Exercise details:
For the copy, please give all of the data again exactly and leave the pictures out.
-- START Provided material --
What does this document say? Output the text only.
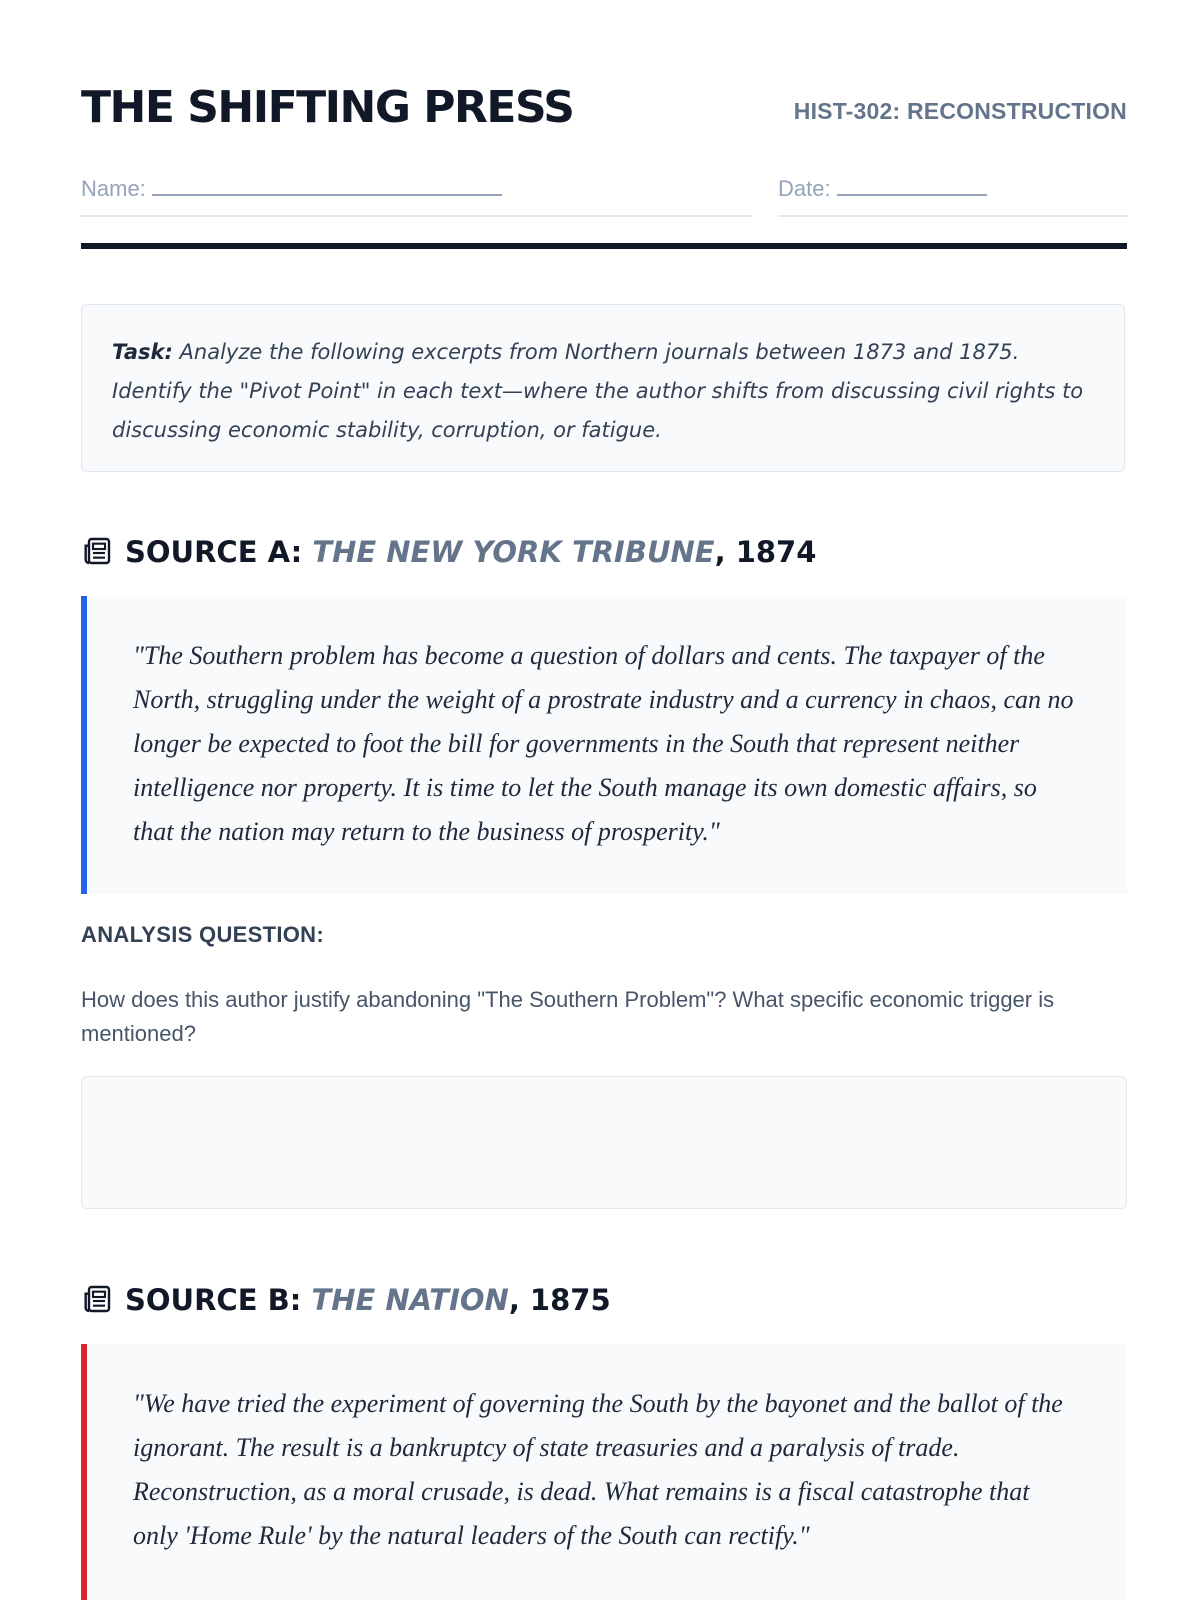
THE SHIFTING PRESS	HIST-302: RECONSTRUCTION
Name:	Date:
Task: Analyze the following excerpts from Northern journals between 1873 and 1875. Identify the "Pivot Point" in each text—where the author shifts from discussing civil rights to discussing economic stability, corruption, or fatigue.
SOURCE A: THE NEW YORK TRIBUNE, 1874
"The Southern problem has become a question of dollars and cents. The taxpayer of the North, struggling under the weight of a prostrate industry and a currency in chaos, can no longer be expected to foot the bill for governments in the South that represent neither intelligence nor property. It is time to let the South manage its own domestic affairs, so that the nation may return to the business of prosperity."
ANALYSIS QUESTION:
How does this author justify abandoning "The Southern Problem"? What specific economic trigger is mentioned?
SOURCE B: THE NATION, 1875
"We have tried the experiment of governing the South by the bayonet and the ballot of the ignorant. The result is a bankruptcy of state treasuries and a paralysis of trade. Reconstruction, as a moral crusade, is dead. What remains is a fiscal catastrophe that only 'Home Rule' by the natural leaders of the South can rectify."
-- END Provided material --
Result of this exercise:
What does this document say? Output the text only.
THE SHIFTING PRESS	HIST-302: RECONSTRUCTION
Name:	Date:
Task: Analyze the following excerpts from Northern journals between 1873 and 1875. Identify the "Pivot Point" in each text—where the author shifts from discussing civil rights to discussing economic stability, corruption, or fatigue.
SOURCE A: THE NEW YORK TRIBUNE, 1874
"The Southern problem has become a question of dollars and cents. The taxpayer of the North, struggling under the weight of a prostrate industry and a currency in chaos, can no longer be expected to foot the bill for governments in the South that represent neither intelligence nor property. It is time to let the South manage its own domestic affairs, so that the nation may return to the business of prosperity."
ANALYSIS QUESTION:
How does this author justify abandoning "The Southern Problem"? What specific economic trigger is mentioned?
SOURCE B: THE NATION, 1875
"We have tried the experiment of governing the South by the bayonet and the ballot of the ignorant. The result is a bankruptcy of state treasuries and a paralysis of trade. Reconstruction, as a moral crusade, is dead. What remains is a fiscal catastrophe that only 'Home Rule' by the natural leaders of the South can rectify."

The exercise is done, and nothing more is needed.